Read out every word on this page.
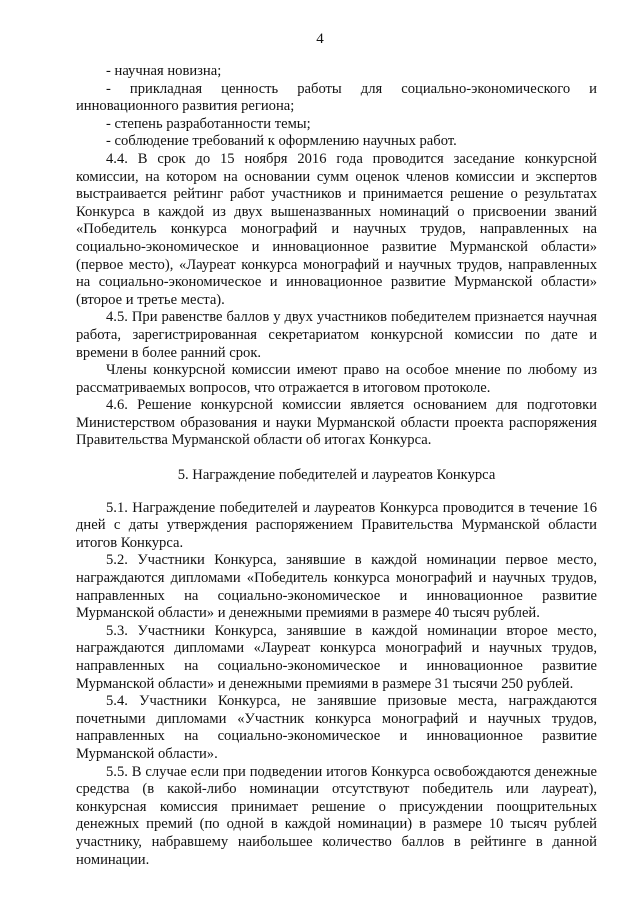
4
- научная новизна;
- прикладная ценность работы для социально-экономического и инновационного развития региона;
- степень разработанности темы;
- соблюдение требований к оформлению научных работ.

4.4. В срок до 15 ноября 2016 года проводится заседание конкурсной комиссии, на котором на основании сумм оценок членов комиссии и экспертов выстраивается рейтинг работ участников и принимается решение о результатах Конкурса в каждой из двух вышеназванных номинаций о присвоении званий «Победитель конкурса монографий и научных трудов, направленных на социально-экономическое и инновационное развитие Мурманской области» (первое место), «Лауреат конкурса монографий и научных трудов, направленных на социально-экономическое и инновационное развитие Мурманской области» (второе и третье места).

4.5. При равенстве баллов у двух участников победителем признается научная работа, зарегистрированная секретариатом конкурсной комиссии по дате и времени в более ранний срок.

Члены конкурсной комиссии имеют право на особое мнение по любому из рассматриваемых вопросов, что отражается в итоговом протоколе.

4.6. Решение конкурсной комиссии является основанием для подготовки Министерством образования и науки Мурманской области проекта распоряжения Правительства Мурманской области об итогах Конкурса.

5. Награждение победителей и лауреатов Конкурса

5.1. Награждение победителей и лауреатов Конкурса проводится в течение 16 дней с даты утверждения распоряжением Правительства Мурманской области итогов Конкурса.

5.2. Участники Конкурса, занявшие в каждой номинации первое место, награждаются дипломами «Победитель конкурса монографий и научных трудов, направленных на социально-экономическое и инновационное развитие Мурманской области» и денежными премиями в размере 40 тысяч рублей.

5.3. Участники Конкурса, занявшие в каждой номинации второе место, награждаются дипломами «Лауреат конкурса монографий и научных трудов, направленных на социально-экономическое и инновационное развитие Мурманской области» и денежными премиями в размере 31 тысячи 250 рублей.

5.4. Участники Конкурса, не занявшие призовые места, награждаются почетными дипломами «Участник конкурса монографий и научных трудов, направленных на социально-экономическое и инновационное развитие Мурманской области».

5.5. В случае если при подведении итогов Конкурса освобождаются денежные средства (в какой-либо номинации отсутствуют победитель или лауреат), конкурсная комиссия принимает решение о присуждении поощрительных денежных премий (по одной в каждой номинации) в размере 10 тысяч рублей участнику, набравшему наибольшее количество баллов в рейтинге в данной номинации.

...

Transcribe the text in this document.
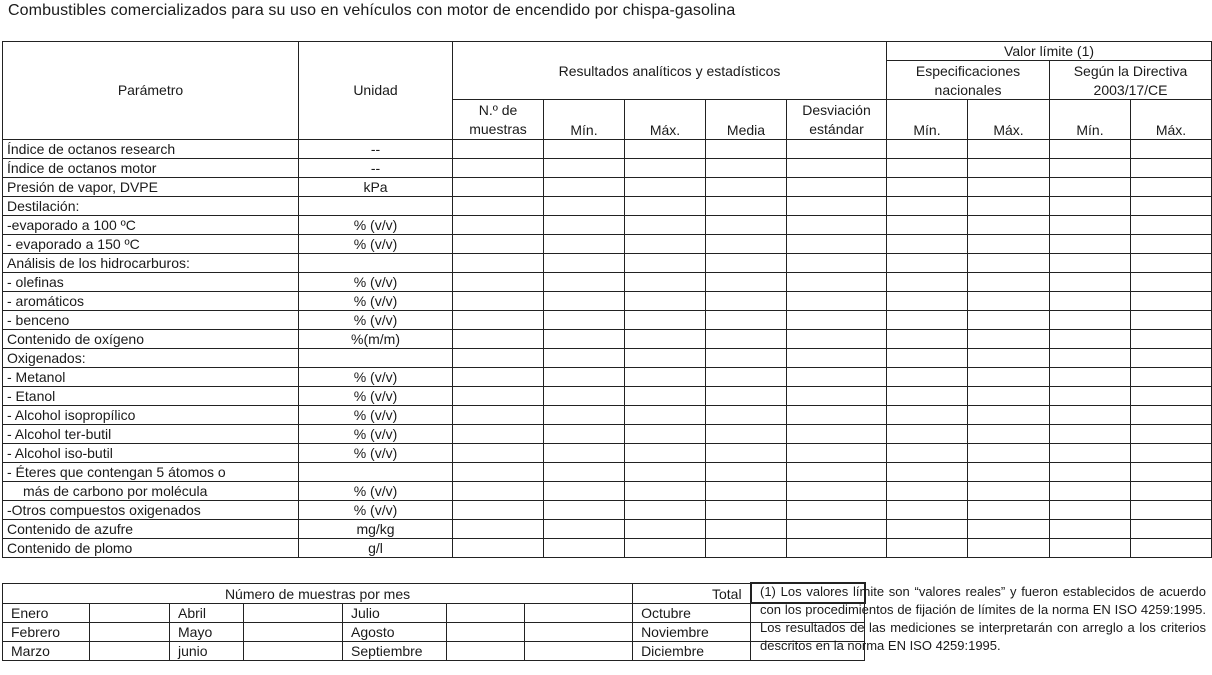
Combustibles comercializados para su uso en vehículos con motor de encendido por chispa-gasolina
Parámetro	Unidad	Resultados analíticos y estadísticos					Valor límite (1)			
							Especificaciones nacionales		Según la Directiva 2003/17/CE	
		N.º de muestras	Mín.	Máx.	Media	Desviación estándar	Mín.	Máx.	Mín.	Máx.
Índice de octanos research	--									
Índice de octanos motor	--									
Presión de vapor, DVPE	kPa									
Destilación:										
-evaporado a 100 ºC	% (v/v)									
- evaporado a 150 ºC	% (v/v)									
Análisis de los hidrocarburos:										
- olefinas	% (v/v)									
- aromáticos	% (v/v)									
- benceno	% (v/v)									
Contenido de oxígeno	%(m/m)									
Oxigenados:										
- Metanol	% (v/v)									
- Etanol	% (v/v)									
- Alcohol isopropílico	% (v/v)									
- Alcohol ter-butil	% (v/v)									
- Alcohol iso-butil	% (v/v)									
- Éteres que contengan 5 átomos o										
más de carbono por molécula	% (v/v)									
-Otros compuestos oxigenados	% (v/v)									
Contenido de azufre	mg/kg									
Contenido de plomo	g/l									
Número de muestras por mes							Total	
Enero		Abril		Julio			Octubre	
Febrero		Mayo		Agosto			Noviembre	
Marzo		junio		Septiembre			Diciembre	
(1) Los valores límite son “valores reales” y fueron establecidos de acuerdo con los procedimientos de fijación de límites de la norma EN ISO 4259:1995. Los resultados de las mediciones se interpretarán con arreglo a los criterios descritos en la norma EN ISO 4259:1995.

▸ Work to complete: Which lines hold the word "octanos"? Show each one.

▸ Answer to the task:
Índice de octanos research	--									
Índice de octanos motor	--									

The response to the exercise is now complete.